* start DATA EXTRACT *
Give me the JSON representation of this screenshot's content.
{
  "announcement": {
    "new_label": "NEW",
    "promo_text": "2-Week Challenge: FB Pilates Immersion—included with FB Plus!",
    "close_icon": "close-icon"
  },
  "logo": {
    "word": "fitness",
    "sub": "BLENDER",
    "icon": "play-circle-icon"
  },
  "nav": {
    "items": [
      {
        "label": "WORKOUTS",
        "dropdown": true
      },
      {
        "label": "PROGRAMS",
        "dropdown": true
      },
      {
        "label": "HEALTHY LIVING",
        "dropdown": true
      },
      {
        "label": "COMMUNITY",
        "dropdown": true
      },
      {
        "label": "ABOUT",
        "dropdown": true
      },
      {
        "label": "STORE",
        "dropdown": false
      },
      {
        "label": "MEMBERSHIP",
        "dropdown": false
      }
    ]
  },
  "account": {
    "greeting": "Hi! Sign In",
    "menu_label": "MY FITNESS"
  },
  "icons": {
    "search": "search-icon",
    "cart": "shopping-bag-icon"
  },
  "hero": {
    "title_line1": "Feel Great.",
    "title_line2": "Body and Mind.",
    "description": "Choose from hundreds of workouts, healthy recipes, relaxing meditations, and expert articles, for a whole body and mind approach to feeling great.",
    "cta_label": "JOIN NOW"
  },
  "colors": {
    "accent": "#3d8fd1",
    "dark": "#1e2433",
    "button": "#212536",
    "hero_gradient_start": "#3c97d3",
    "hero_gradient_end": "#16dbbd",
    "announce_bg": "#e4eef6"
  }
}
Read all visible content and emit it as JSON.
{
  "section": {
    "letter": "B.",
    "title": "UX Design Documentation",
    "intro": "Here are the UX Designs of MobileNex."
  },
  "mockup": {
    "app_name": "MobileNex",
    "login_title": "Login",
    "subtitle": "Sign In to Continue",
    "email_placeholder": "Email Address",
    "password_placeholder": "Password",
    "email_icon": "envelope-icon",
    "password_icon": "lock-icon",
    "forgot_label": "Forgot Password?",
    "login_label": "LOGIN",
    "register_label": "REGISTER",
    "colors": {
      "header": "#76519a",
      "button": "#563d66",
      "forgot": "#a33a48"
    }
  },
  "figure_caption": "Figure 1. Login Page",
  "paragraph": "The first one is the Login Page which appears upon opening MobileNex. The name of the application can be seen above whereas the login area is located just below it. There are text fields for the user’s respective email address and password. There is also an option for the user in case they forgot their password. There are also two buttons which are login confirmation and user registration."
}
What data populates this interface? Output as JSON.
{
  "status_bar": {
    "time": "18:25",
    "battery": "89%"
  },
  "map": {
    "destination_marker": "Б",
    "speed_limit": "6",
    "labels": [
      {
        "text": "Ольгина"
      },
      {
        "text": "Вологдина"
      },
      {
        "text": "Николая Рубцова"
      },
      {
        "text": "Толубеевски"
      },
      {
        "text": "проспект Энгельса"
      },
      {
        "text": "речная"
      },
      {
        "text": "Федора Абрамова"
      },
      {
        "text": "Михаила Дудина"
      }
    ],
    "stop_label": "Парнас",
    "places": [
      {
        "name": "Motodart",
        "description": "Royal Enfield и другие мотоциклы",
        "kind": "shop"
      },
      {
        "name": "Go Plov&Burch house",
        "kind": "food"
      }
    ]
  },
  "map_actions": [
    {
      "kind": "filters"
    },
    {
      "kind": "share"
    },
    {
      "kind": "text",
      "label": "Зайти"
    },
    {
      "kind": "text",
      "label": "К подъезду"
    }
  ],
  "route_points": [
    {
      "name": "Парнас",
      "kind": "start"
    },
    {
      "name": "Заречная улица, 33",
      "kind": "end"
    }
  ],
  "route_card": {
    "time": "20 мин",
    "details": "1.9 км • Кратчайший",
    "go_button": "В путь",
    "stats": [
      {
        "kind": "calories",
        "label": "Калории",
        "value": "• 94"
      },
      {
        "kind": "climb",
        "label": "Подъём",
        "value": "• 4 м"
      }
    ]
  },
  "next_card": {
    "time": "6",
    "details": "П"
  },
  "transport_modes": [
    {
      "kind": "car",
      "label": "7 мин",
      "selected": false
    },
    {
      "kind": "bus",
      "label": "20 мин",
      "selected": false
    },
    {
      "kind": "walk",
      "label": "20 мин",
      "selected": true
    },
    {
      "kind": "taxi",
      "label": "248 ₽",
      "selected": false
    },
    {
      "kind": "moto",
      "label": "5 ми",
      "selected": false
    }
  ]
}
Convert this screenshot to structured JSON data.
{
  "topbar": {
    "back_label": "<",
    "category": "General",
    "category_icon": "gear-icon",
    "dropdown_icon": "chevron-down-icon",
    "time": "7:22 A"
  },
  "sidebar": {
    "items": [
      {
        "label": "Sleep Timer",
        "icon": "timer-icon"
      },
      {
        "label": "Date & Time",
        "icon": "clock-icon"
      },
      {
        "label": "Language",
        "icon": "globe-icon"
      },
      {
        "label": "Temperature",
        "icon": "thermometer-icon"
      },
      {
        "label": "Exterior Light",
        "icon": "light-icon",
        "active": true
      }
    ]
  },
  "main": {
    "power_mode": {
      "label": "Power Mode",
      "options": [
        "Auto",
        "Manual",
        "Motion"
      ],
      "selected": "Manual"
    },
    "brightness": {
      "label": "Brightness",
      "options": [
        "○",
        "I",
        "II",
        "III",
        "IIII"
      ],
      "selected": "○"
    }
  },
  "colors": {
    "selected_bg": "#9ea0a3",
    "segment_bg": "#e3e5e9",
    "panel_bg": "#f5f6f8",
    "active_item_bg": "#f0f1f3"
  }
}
* end DATA EXTRACT *
SET EXERCISE: Look through the data above. Find each line with the string "this" and copy it.

WRITTEN RESPONSE:
Give me the JSON representation of this screenshot's content.
What data populates this interface? Output as JSON.
Convert this screenshot to structured JSON data.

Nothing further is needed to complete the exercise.